▸ Extracted records:
☆ ☆ ☆ ☆ ☆ ☆ ☆
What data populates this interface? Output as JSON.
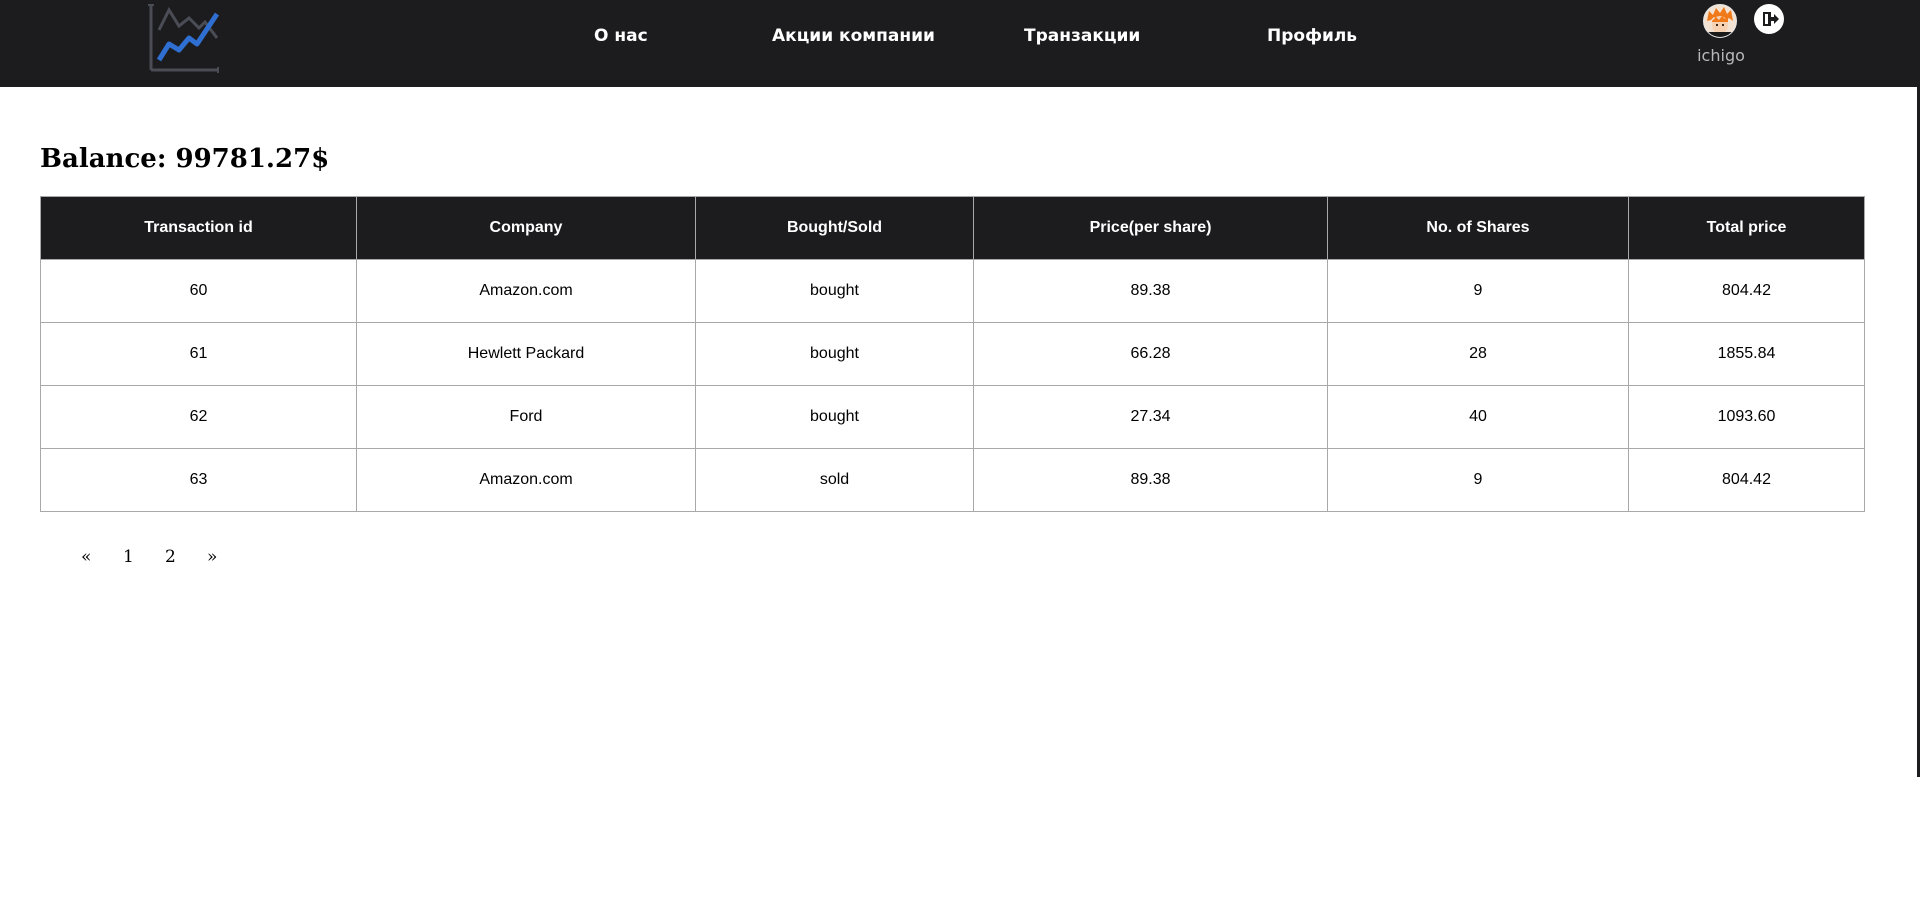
{
  "nav": {
    "links": [
      "О нас",
      "Акции компании",
      "Транзакции",
      "Профиль"
    ],
    "username": "ichigo",
    "logo_icon": "stock-chart-logo-icon",
    "avatar_icon": "user-avatar-icon",
    "logout_icon": "logout-icon"
  },
  "balance": "Balance: 99781.27$",
  "table": {
    "headers": [
      "Transaction id",
      "Company",
      "Bought/Sold",
      "Price(per share)",
      "No. of Shares",
      "Total price"
    ],
    "rows": [
      [
        "60",
        "Amazon.com",
        "bought",
        "89.38",
        "9",
        "804.42"
      ],
      [
        "61",
        "Hewlett Packard",
        "bought",
        "66.28",
        "28",
        "1855.84"
      ],
      [
        "62",
        "Ford",
        "bought",
        "27.34",
        "40",
        "1093.60"
      ],
      [
        "63",
        "Amazon.com",
        "sold",
        "89.38",
        "9",
        "804.42"
      ]
    ]
  },
  "pagination": {
    "prev": "«",
    "pages": [
      "1",
      "2"
    ],
    "next": "»"
  },
  "colors": {
    "navbar_bg": "#1c1c1e",
    "logo_line": "#2e6fd1",
    "table_header_bg": "#1c1c1e"
  }
}
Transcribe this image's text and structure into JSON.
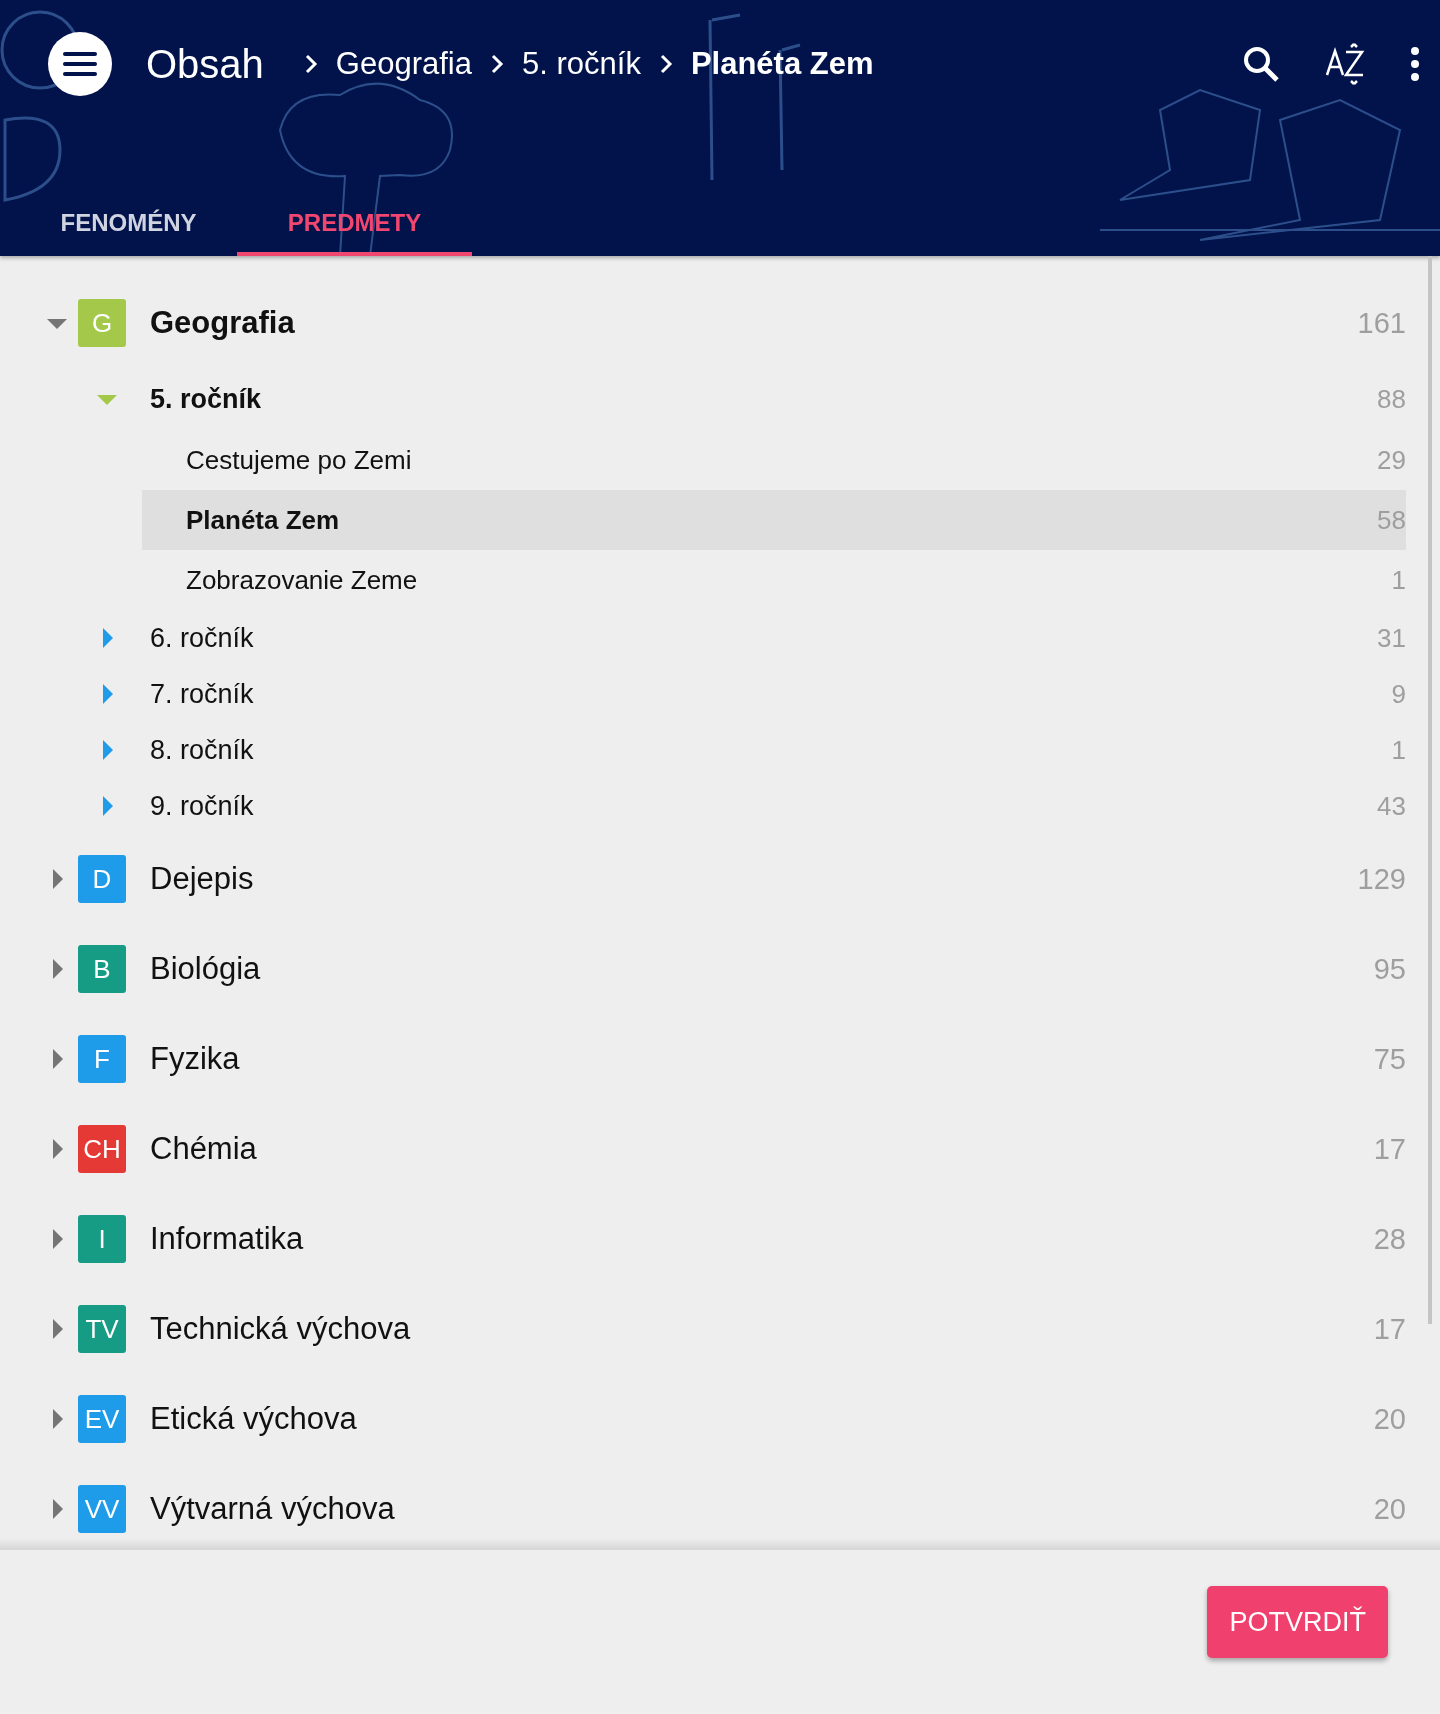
{
  "header": {
    "title": "Obsah",
    "breadcrumbs": [
      {
        "label": "Geografia",
        "current": false
      },
      {
        "label": "5. ročník",
        "current": false
      },
      {
        "label": "Planéta Zem",
        "current": true
      }
    ]
  },
  "tabs": [
    {
      "label": "FENOMÉNY",
      "selected": false
    },
    {
      "label": "PREDMETY",
      "selected": true
    }
  ],
  "subjects": [
    {
      "badge": "G",
      "color": "#a4c94a",
      "name": "Geografia",
      "count": "161",
      "expanded": true,
      "children": [
        {
          "label": "5. ročník",
          "count": "88",
          "expanded": true,
          "children": [
            {
              "label": "Cestujeme po Zemi",
              "count": "29",
              "selected": false
            },
            {
              "label": "Planéta Zem",
              "count": "58",
              "selected": true
            },
            {
              "label": "Zobrazovanie Zeme",
              "count": "1",
              "selected": false
            }
          ]
        },
        {
          "label": "6. ročník",
          "count": "31",
          "expanded": false
        },
        {
          "label": "7. ročník",
          "count": "9",
          "expanded": false
        },
        {
          "label": "8. ročník",
          "count": "1",
          "expanded": false
        },
        {
          "label": "9. ročník",
          "count": "43",
          "expanded": false
        }
      ]
    },
    {
      "badge": "D",
      "color": "#1e9be9",
      "name": "Dejepis",
      "count": "129",
      "expanded": false
    },
    {
      "badge": "B",
      "color": "#169b84",
      "name": "Biológia",
      "count": "95",
      "expanded": false
    },
    {
      "badge": "F",
      "color": "#1e9be9",
      "name": "Fyzika",
      "count": "75",
      "expanded": false
    },
    {
      "badge": "CH",
      "color": "#e53935",
      "name": "Chémia",
      "count": "17",
      "expanded": false
    },
    {
      "badge": "I",
      "color": "#169b84",
      "name": "Informatika",
      "count": "28",
      "expanded": false
    },
    {
      "badge": "TV",
      "color": "#169b84",
      "name": "Technická výchova",
      "count": "17",
      "expanded": false
    },
    {
      "badge": "EV",
      "color": "#1e9be9",
      "name": "Etická výchova",
      "count": "20",
      "expanded": false
    },
    {
      "badge": "VV",
      "color": "#1e9be9",
      "name": "Výtvarná výchova",
      "count": "20",
      "expanded": false
    }
  ],
  "confirm_button": "POTVRDIŤ"
}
☆ ☆ ☆ ☆ ☆ ☆ ☆
▸ What you have to do:
Where a line in the entries holds "this", copy that line.

▸ The response:
What data populates this interface? Output as JSON.
Transcribe this image's text and structure into JSON.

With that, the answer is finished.